Job →
Pick out all lines with the word "meteu" from the records that follow.

Material supplied →

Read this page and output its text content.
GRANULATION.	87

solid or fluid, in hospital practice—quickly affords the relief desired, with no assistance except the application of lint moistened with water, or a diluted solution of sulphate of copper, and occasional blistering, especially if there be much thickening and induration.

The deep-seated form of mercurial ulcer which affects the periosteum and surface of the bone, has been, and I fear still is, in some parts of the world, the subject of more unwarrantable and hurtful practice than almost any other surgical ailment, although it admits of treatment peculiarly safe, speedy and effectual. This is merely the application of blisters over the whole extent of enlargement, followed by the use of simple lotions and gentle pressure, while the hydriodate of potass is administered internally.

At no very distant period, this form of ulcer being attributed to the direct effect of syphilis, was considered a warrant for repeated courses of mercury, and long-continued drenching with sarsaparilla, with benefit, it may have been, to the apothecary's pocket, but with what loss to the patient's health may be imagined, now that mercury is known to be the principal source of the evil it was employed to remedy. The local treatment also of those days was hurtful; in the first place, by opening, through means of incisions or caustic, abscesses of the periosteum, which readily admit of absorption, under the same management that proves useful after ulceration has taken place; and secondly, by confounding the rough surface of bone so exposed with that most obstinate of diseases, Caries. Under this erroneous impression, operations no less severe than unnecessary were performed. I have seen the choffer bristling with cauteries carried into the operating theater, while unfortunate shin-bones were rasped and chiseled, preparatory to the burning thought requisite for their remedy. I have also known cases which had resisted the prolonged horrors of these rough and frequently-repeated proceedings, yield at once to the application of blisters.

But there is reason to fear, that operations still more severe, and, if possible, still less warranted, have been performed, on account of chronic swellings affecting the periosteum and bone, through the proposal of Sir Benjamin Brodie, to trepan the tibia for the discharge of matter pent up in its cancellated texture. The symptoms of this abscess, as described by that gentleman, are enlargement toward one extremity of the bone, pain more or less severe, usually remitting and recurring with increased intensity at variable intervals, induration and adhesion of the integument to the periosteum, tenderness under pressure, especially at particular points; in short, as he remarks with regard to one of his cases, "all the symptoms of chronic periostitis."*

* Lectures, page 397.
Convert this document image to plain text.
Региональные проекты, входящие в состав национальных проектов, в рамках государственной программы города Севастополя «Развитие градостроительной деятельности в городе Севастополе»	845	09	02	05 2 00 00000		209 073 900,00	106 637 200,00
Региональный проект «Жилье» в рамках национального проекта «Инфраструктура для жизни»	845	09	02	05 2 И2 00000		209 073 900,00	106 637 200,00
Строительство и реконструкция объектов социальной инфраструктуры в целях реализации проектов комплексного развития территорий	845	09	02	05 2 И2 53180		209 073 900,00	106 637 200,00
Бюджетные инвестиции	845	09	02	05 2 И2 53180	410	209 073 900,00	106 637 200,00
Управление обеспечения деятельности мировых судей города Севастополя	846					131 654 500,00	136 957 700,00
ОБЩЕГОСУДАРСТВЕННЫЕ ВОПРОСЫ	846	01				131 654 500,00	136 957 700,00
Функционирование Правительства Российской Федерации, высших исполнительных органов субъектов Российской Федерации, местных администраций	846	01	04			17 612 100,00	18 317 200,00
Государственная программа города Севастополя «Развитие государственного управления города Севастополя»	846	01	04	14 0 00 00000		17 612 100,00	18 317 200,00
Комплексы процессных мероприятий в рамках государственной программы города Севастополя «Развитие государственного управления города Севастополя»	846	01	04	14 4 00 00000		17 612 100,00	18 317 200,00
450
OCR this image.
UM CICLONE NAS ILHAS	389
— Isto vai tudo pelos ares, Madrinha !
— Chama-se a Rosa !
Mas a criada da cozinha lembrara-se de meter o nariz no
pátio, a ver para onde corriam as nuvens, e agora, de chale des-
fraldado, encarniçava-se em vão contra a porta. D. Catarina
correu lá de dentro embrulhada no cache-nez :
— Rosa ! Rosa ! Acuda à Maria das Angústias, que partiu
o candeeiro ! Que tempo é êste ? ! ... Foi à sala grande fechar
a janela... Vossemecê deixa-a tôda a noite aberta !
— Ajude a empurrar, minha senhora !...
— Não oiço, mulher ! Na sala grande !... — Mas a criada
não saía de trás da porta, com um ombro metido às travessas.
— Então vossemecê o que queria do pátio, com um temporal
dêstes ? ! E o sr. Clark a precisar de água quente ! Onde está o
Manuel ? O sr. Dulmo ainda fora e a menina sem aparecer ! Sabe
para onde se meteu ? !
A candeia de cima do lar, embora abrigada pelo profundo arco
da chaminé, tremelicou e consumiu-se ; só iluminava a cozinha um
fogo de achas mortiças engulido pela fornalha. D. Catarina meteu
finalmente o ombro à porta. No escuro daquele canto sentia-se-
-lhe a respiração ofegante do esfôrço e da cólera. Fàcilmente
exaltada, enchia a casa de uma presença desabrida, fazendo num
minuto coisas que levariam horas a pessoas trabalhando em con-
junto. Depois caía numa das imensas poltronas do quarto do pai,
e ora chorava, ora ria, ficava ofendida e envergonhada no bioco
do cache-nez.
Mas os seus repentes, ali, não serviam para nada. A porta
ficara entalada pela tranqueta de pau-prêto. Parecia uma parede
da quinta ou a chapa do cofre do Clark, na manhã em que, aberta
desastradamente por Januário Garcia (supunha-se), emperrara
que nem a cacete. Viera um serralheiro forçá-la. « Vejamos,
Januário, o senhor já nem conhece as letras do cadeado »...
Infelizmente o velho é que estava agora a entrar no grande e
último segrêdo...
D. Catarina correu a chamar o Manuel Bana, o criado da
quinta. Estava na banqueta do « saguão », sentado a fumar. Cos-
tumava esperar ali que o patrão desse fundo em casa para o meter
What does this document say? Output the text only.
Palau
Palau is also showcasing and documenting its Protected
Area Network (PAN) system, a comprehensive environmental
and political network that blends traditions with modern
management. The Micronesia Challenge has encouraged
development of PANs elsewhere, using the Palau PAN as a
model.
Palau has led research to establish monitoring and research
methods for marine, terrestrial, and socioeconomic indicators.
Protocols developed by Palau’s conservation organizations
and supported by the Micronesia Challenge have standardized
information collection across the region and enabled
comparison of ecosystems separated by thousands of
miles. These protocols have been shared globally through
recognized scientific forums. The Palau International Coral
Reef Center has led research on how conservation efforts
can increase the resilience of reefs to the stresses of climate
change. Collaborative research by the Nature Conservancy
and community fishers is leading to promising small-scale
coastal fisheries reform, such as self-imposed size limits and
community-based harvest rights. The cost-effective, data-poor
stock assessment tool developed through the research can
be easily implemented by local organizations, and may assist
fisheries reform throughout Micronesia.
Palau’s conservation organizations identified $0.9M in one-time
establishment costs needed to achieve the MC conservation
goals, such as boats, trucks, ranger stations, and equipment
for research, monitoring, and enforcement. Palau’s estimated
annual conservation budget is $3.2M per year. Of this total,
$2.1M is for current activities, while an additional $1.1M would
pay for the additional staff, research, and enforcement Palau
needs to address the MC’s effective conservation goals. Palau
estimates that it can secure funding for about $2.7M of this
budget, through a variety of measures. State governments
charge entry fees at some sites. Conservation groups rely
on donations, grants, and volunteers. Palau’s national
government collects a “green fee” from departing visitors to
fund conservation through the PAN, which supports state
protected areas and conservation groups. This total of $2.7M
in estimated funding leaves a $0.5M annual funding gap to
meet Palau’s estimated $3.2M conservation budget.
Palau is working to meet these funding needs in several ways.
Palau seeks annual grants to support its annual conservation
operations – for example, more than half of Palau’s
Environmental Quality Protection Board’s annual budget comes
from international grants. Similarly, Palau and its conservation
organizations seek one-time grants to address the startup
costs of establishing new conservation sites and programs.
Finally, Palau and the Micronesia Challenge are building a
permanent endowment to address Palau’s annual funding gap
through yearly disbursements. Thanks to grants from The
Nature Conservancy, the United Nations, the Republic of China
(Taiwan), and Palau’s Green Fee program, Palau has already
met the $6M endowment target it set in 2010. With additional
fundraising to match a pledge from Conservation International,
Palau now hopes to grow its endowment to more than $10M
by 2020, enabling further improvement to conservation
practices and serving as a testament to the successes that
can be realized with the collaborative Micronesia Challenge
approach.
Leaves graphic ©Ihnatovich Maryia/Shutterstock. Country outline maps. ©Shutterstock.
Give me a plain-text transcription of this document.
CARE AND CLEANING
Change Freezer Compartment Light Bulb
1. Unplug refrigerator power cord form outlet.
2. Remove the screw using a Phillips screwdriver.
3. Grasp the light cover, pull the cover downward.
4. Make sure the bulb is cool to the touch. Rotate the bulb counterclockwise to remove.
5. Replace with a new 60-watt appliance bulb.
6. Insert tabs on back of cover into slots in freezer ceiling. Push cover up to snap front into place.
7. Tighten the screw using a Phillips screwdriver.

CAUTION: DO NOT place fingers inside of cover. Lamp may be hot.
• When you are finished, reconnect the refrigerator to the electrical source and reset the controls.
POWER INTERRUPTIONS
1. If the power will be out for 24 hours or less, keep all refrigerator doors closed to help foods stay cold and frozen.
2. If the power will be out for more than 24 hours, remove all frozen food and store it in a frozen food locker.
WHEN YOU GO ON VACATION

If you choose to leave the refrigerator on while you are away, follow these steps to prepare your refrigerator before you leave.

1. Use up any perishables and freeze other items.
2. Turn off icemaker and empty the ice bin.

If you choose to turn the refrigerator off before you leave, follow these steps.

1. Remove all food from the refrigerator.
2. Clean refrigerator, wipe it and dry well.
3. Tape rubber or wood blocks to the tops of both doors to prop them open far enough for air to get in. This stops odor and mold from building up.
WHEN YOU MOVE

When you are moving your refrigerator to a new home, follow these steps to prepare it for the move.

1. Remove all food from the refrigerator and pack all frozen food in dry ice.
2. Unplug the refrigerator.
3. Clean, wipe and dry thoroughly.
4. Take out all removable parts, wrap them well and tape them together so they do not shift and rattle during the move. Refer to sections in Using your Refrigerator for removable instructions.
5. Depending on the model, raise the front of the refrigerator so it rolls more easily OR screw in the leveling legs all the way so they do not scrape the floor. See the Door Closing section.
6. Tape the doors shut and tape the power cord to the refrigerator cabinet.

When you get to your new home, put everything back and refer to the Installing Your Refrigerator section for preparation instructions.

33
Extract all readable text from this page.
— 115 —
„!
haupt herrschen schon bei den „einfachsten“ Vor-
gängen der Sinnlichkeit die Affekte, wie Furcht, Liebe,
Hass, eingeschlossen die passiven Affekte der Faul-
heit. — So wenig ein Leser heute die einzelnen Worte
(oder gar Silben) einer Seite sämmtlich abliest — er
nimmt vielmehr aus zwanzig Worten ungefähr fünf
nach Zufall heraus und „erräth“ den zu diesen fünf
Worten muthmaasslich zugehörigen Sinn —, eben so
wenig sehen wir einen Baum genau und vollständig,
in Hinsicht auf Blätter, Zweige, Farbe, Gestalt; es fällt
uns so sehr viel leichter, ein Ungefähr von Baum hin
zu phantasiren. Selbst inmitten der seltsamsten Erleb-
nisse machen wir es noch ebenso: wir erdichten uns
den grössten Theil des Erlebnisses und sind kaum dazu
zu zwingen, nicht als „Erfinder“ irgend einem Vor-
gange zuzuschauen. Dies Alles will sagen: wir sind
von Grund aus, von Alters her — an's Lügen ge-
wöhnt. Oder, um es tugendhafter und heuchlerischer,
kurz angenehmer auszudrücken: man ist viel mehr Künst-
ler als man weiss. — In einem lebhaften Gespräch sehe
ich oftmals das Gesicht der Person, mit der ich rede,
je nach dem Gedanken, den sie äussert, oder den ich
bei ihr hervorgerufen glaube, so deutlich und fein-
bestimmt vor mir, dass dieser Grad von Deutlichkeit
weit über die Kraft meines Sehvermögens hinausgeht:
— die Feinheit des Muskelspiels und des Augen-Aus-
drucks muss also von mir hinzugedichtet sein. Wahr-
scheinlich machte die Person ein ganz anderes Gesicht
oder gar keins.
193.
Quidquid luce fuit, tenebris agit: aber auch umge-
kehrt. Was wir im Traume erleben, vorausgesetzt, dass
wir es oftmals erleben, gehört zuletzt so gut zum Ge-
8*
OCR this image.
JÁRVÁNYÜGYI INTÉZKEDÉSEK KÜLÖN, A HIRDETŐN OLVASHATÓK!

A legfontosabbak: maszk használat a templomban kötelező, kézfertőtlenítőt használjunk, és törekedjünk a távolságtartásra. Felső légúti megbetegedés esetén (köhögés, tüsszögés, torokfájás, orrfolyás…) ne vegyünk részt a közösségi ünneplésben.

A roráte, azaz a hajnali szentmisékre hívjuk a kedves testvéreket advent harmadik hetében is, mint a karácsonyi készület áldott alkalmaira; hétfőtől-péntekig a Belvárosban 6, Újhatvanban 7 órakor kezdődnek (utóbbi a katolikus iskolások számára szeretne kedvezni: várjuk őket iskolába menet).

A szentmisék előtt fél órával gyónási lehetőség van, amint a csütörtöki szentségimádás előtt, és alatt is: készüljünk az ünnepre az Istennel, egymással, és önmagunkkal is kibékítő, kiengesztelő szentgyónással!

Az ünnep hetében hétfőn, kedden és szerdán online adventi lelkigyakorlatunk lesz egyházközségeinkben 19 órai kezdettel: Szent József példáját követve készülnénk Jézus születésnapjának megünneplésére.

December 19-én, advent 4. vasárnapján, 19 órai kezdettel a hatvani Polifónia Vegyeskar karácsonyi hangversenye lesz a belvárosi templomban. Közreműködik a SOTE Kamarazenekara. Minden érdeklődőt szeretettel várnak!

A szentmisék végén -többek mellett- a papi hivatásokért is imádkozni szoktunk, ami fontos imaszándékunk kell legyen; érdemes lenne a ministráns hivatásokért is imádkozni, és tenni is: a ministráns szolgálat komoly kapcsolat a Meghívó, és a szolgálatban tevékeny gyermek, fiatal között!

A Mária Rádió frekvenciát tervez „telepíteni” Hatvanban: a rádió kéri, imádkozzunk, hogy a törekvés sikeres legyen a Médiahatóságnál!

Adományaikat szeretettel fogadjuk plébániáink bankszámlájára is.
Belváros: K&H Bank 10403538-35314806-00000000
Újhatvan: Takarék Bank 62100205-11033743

Reply →
para onde se meteu ? !
fogo de achas mortiças engulido pela fornalha. D. Catarina meteu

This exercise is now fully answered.